[Records]

----

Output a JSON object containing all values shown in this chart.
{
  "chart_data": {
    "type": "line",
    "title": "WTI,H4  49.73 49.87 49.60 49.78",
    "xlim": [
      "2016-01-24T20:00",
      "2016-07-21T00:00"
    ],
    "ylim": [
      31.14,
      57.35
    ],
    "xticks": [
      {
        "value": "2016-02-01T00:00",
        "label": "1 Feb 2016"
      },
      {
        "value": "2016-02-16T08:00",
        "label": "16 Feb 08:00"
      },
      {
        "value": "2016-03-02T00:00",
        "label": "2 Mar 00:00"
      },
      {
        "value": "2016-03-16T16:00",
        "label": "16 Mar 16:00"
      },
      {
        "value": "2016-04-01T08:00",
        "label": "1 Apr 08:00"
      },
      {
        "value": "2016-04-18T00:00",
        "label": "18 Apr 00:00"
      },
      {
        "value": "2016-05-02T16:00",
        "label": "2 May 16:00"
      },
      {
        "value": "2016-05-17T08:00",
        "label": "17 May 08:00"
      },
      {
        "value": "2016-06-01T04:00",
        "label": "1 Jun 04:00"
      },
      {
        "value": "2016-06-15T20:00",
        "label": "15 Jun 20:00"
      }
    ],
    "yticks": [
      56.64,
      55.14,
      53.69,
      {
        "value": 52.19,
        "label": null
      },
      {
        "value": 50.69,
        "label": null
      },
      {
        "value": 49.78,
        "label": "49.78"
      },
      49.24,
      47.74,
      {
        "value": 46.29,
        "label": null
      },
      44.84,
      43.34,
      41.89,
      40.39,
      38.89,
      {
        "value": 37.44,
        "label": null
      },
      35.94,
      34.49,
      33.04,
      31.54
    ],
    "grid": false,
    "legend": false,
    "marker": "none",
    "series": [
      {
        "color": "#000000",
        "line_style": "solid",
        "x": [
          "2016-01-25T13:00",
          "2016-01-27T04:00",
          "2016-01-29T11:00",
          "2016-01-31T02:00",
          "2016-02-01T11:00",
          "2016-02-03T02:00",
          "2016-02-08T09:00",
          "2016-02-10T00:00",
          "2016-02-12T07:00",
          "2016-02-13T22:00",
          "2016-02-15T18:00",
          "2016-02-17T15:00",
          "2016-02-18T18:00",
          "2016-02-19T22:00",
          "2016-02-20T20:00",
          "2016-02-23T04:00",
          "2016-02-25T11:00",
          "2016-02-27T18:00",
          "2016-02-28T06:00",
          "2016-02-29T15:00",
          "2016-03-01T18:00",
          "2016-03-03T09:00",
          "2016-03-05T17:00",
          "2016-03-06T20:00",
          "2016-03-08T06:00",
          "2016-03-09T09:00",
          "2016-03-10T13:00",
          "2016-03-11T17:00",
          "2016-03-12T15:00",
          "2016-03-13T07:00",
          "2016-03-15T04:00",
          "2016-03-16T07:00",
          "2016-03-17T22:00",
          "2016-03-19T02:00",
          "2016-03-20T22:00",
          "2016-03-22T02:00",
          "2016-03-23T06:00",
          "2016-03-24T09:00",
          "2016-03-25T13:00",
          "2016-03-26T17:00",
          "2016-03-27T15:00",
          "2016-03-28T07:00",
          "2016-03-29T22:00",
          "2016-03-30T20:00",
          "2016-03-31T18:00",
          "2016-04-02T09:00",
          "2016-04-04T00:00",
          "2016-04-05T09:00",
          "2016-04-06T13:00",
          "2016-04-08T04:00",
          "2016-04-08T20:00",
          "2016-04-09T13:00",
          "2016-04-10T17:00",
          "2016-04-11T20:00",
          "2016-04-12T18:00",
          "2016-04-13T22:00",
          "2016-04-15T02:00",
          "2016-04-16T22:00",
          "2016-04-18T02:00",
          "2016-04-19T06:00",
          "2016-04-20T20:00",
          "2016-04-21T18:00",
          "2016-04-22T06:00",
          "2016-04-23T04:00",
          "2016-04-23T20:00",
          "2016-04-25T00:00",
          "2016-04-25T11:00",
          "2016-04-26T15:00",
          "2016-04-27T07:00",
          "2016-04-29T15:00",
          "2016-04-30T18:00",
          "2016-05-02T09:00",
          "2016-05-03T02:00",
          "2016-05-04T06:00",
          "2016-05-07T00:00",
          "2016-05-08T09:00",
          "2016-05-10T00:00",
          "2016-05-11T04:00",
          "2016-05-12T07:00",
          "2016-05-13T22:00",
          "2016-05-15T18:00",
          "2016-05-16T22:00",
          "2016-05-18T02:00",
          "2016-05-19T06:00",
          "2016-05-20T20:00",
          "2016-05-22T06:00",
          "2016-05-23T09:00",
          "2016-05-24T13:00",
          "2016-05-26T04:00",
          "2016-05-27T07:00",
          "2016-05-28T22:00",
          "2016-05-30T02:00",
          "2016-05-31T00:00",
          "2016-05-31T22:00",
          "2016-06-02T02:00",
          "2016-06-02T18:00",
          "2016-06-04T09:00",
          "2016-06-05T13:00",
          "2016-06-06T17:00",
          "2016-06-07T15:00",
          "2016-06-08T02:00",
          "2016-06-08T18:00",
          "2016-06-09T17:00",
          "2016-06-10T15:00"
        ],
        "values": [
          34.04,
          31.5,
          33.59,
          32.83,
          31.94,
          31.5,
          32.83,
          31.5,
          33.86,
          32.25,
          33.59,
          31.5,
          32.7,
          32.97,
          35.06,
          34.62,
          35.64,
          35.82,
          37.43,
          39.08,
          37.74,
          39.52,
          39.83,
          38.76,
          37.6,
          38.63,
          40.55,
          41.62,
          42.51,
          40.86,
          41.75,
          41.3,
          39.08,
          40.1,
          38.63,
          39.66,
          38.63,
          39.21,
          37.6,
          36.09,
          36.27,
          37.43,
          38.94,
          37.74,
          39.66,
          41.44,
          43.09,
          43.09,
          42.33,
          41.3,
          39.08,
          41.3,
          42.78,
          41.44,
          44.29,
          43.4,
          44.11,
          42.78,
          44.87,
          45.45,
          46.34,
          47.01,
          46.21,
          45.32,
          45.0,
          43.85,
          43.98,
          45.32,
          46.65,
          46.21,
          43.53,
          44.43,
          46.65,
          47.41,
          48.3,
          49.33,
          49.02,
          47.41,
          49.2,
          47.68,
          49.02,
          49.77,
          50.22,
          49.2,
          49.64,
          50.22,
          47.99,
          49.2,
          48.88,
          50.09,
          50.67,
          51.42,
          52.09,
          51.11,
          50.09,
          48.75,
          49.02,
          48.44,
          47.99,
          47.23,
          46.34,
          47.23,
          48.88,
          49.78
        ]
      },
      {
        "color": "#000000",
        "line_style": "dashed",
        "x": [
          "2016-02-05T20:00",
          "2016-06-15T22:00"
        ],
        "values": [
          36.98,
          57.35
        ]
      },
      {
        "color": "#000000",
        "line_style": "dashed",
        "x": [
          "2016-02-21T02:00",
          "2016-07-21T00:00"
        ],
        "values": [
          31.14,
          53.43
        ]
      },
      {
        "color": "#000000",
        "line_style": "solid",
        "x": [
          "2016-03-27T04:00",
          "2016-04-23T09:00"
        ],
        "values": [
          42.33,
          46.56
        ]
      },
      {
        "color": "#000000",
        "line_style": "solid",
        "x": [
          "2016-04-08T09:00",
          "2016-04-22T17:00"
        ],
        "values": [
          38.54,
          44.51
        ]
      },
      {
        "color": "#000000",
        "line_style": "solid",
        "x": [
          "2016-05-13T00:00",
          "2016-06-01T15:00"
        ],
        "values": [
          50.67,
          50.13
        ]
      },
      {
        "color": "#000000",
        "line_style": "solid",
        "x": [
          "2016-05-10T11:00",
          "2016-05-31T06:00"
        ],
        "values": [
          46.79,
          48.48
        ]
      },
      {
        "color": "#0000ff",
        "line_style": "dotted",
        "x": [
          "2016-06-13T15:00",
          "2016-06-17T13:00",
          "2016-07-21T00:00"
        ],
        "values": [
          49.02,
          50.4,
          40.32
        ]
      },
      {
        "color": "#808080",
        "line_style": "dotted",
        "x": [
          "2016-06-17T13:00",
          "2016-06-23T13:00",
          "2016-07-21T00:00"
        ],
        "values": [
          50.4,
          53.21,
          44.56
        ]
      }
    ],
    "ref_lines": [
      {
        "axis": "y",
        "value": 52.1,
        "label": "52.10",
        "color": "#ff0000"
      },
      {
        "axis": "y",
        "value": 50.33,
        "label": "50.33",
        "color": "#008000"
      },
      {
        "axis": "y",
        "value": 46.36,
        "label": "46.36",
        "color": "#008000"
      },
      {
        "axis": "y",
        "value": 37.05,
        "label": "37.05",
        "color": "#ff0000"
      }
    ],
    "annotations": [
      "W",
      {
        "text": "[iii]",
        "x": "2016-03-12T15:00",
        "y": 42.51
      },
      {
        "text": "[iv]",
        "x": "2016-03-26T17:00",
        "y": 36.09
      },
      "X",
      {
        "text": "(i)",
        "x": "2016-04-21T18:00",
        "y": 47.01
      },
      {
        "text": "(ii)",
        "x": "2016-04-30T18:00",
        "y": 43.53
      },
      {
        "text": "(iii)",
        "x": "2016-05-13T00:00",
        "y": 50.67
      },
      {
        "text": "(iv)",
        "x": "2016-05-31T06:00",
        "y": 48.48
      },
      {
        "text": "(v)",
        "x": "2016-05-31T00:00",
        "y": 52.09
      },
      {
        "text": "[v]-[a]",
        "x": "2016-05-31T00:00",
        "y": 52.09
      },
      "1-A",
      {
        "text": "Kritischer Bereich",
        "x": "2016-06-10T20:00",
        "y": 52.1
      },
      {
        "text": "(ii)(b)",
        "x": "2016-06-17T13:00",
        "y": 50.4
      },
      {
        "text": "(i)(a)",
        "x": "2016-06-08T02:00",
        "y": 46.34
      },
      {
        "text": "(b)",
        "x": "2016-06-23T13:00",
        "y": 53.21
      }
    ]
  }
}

----

▶ **What is expected**
Looking at the data above, how many lines hold the word "text"? Respond with the number alone.

▶ **The solution**
12